- [Record excerpts]:
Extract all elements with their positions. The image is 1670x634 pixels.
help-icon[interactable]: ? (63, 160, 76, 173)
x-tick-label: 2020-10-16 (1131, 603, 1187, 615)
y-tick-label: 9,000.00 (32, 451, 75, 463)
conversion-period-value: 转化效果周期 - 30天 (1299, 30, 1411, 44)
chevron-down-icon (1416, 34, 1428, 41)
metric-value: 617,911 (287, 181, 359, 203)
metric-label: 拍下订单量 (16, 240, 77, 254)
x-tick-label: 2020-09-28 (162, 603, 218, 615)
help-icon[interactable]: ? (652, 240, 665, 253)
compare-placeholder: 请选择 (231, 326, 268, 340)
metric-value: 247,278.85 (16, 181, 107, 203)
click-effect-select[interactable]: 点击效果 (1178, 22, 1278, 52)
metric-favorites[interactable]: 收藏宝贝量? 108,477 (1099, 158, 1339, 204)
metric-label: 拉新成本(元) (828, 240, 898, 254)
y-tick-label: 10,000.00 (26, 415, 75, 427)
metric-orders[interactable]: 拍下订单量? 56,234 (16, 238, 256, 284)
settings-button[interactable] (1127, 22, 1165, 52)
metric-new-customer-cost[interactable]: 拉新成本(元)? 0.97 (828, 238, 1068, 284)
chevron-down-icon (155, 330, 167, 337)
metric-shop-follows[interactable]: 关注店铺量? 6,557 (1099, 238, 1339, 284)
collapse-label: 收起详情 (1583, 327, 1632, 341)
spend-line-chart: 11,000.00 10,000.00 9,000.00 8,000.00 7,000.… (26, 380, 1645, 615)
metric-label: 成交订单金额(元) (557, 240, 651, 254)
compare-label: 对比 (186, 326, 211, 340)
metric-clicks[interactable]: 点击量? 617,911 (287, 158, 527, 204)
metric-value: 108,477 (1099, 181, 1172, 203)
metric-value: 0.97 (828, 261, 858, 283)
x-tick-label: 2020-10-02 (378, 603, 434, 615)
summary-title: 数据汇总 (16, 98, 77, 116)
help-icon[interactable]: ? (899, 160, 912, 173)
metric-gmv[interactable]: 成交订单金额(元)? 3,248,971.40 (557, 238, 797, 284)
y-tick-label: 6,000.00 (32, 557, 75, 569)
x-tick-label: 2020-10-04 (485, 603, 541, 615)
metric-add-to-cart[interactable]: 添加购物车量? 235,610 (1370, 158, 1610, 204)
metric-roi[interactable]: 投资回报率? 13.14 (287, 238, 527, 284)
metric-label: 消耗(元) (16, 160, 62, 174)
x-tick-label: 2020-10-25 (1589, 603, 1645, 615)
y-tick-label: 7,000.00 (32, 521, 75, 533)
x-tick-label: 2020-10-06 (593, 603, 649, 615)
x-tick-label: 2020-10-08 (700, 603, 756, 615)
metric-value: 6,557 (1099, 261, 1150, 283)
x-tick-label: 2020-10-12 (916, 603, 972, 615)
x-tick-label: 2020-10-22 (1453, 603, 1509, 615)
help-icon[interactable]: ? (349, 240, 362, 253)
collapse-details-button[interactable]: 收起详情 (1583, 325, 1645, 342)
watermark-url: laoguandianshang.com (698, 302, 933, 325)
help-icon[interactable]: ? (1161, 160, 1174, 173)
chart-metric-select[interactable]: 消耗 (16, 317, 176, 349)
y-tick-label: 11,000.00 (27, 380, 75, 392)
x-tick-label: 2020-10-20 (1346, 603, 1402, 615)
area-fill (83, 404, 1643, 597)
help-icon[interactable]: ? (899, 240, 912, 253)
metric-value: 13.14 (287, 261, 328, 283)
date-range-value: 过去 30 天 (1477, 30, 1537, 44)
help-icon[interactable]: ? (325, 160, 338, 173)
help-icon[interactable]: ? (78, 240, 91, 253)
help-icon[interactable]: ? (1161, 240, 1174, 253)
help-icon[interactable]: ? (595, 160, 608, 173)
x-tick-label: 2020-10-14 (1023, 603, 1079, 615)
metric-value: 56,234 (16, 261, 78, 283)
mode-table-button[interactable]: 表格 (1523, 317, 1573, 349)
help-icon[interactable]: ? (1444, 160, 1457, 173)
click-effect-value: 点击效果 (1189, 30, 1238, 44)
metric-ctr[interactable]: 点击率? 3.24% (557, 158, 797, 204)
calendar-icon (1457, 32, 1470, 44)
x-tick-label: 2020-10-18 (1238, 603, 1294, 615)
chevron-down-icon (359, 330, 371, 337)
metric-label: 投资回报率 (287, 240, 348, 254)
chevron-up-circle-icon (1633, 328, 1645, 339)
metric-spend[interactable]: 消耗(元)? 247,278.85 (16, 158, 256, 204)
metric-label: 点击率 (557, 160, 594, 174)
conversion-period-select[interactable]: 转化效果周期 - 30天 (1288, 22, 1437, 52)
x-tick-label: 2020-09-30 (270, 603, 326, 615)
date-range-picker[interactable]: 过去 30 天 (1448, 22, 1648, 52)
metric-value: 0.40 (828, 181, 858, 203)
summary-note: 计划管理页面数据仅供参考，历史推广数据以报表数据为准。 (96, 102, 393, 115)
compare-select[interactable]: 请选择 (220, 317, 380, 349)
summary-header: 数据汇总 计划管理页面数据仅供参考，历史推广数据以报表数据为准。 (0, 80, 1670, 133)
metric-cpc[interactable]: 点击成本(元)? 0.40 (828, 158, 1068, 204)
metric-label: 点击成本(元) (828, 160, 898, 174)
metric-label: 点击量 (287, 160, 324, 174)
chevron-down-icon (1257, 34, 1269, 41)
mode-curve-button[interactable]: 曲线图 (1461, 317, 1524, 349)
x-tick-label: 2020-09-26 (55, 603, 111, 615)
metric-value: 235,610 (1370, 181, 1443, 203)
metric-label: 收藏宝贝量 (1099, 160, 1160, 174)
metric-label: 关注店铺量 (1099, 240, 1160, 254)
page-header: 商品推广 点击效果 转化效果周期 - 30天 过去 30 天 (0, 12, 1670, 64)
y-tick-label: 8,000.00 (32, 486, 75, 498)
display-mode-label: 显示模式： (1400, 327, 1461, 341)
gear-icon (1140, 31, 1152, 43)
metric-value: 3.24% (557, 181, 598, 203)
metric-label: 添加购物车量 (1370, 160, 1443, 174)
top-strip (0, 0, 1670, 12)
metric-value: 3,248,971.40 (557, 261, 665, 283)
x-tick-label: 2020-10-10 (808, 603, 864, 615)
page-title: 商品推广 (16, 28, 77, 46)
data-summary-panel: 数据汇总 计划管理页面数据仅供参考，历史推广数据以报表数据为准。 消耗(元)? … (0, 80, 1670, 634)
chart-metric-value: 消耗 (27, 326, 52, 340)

- [Written task]: Please reproduce every line of the listing above, character for character and in the same order.

- [Solution]:
Extract all elements with their positions. The image is 1670x634 pixels.
help-icon[interactable]: ? (63, 160, 76, 173)
x-tick-label: 2020-10-16 (1131, 603, 1187, 615)
y-tick-label: 9,000.00 (32, 451, 75, 463)
conversion-period-value: 转化效果周期 - 30天 (1299, 30, 1411, 44)
chevron-down-icon (1416, 34, 1428, 41)
metric-value: 617,911 (287, 181, 359, 203)
metric-label: 拍下订单量 (16, 240, 77, 254)
x-tick-label: 2020-09-28 (162, 603, 218, 615)
help-icon[interactable]: ? (652, 240, 665, 253)
compare-placeholder: 请选择 (231, 326, 268, 340)
metric-value: 247,278.85 (16, 181, 107, 203)
click-effect-select[interactable]: 点击效果 (1178, 22, 1278, 52)
metric-favorites[interactable]: 收藏宝贝量? 108,477 (1099, 158, 1339, 204)
metric-label: 拉新成本(元) (828, 240, 898, 254)
y-tick-label: 10,000.00 (26, 415, 75, 427)
metric-orders[interactable]: 拍下订单量? 56,234 (16, 238, 256, 284)
settings-button[interactable] (1127, 22, 1165, 52)
metric-new-customer-cost[interactable]: 拉新成本(元)? 0.97 (828, 238, 1068, 284)
chevron-down-icon (155, 330, 167, 337)
metric-shop-follows[interactable]: 关注店铺量? 6,557 (1099, 238, 1339, 284)
collapse-label: 收起详情 (1583, 327, 1632, 341)
spend-line-chart: 11,000.00 10,000.00 9,000.00 8,000.00 7,000.… (26, 380, 1645, 615)
metric-label: 成交订单金额(元) (557, 240, 651, 254)
compare-label: 对比 (186, 326, 211, 340)
metric-clicks[interactable]: 点击量? 617,911 (287, 158, 527, 204)
metric-value: 108,477 (1099, 181, 1172, 203)
metric-value: 0.97 (828, 261, 858, 283)
x-tick-label: 2020-10-02 (378, 603, 434, 615)
summary-title: 数据汇总 (16, 98, 77, 116)
help-icon[interactable]: ? (899, 160, 912, 173)
metric-gmv[interactable]: 成交订单金额(元)? 3,248,971.40 (557, 238, 797, 284)
y-tick-label: 6,000.00 (32, 557, 75, 569)
x-tick-label: 2020-10-04 (485, 603, 541, 615)
metric-add-to-cart[interactable]: 添加购物车量? 235,610 (1370, 158, 1610, 204)
metric-roi[interactable]: 投资回报率? 13.14 (287, 238, 527, 284)
metric-label: 消耗(元) (16, 160, 62, 174)
x-tick-label: 2020-10-25 (1589, 603, 1645, 615)
y-tick-label: 7,000.00 (32, 521, 75, 533)
x-tick-label: 2020-10-06 (593, 603, 649, 615)
x-tick-label: 2020-10-08 (700, 603, 756, 615)
metric-value: 6,557 (1099, 261, 1150, 283)
x-tick-label: 2020-10-12 (916, 603, 972, 615)
x-tick-label: 2020-10-22 (1453, 603, 1509, 615)
help-icon[interactable]: ? (349, 240, 362, 253)
collapse-details-button[interactable]: 收起详情 (1583, 325, 1645, 342)
watermark-url: laoguandianshang.com (698, 302, 933, 325)
help-icon[interactable]: ? (1161, 160, 1174, 173)
chart-metric-select[interactable]: 消耗 (16, 317, 176, 349)
y-tick-label: 11,000.00 (27, 380, 75, 392)
x-tick-label: 2020-10-20 (1346, 603, 1402, 615)
area-fill (83, 404, 1643, 597)
help-icon[interactable]: ? (899, 240, 912, 253)
metric-value: 13.14 (287, 261, 328, 283)
date-range-value: 过去 30 天 (1477, 30, 1537, 44)
help-icon[interactable]: ? (325, 160, 338, 173)
help-icon[interactable]: ? (78, 240, 91, 253)
help-icon[interactable]: ? (1161, 240, 1174, 253)
help-icon[interactable]: ? (595, 160, 608, 173)
x-tick-label: 2020-10-14 (1023, 603, 1079, 615)
metric-value: 56,234 (16, 261, 78, 283)
mode-table-button[interactable]: 表格 (1523, 317, 1573, 349)
help-icon[interactable]: ? (1444, 160, 1457, 173)
click-effect-value: 点击效果 (1189, 30, 1238, 44)
metric-ctr[interactable]: 点击率? 3.24% (557, 158, 797, 204)
calendar-icon (1457, 32, 1470, 44)
x-tick-label: 2020-10-18 (1238, 603, 1294, 615)
chevron-down-icon (359, 330, 371, 337)
metric-label: 投资回报率 (287, 240, 348, 254)
chevron-up-circle-icon (1633, 328, 1645, 339)
metric-spend[interactable]: 消耗(元)? 247,278.85 (16, 158, 256, 204)
metric-label: 点击率 (557, 160, 594, 174)
conversion-period-select[interactable]: 转化效果周期 - 30天 (1288, 22, 1437, 52)
x-tick-label: 2020-09-30 (270, 603, 326, 615)
date-range-picker[interactable]: 过去 30 天 (1448, 22, 1648, 52)
metric-value: 0.40 (828, 181, 858, 203)
summary-note: 计划管理页面数据仅供参考，历史推广数据以报表数据为准。 (96, 102, 393, 115)
compare-select[interactable]: 请选择 (220, 317, 380, 349)
summary-header: 数据汇总 计划管理页面数据仅供参考，历史推广数据以报表数据为准。 (0, 80, 1670, 133)
metric-cpc[interactable]: 点击成本(元)? 0.40 (828, 158, 1068, 204)
metric-label: 点击成本(元) (828, 160, 898, 174)
metric-label: 点击量 (287, 160, 324, 174)
chevron-down-icon (1257, 34, 1269, 41)
mode-curve-button[interactable]: 曲线图 (1461, 317, 1524, 349)
x-tick-label: 2020-09-26 (55, 603, 111, 615)
metric-value: 235,610 (1370, 181, 1443, 203)
metric-label: 收藏宝贝量 (1099, 160, 1160, 174)
metric-label: 关注店铺量 (1099, 240, 1160, 254)
page-header: 商品推广 点击效果 转化效果周期 - 30天 过去 30 天 (0, 12, 1670, 64)
y-tick-label: 8,000.00 (32, 486, 75, 498)
display-mode-label: 显示模式： (1400, 327, 1461, 341)
gear-icon (1140, 31, 1152, 43)
metric-value: 3.24% (557, 181, 598, 203)
metric-label: 添加购物车量 (1370, 160, 1443, 174)
top-strip (0, 0, 1670, 12)
metric-value: 3,248,971.40 (557, 261, 665, 283)
x-tick-label: 2020-10-10 (808, 603, 864, 615)
page-title: 商品推广 (16, 28, 77, 46)
data-summary-panel: 数据汇总 计划管理页面数据仅供参考，历史推广数据以报表数据为准。 消耗(元)? … (0, 80, 1670, 634)
chart-metric-value: 消耗 (27, 326, 52, 340)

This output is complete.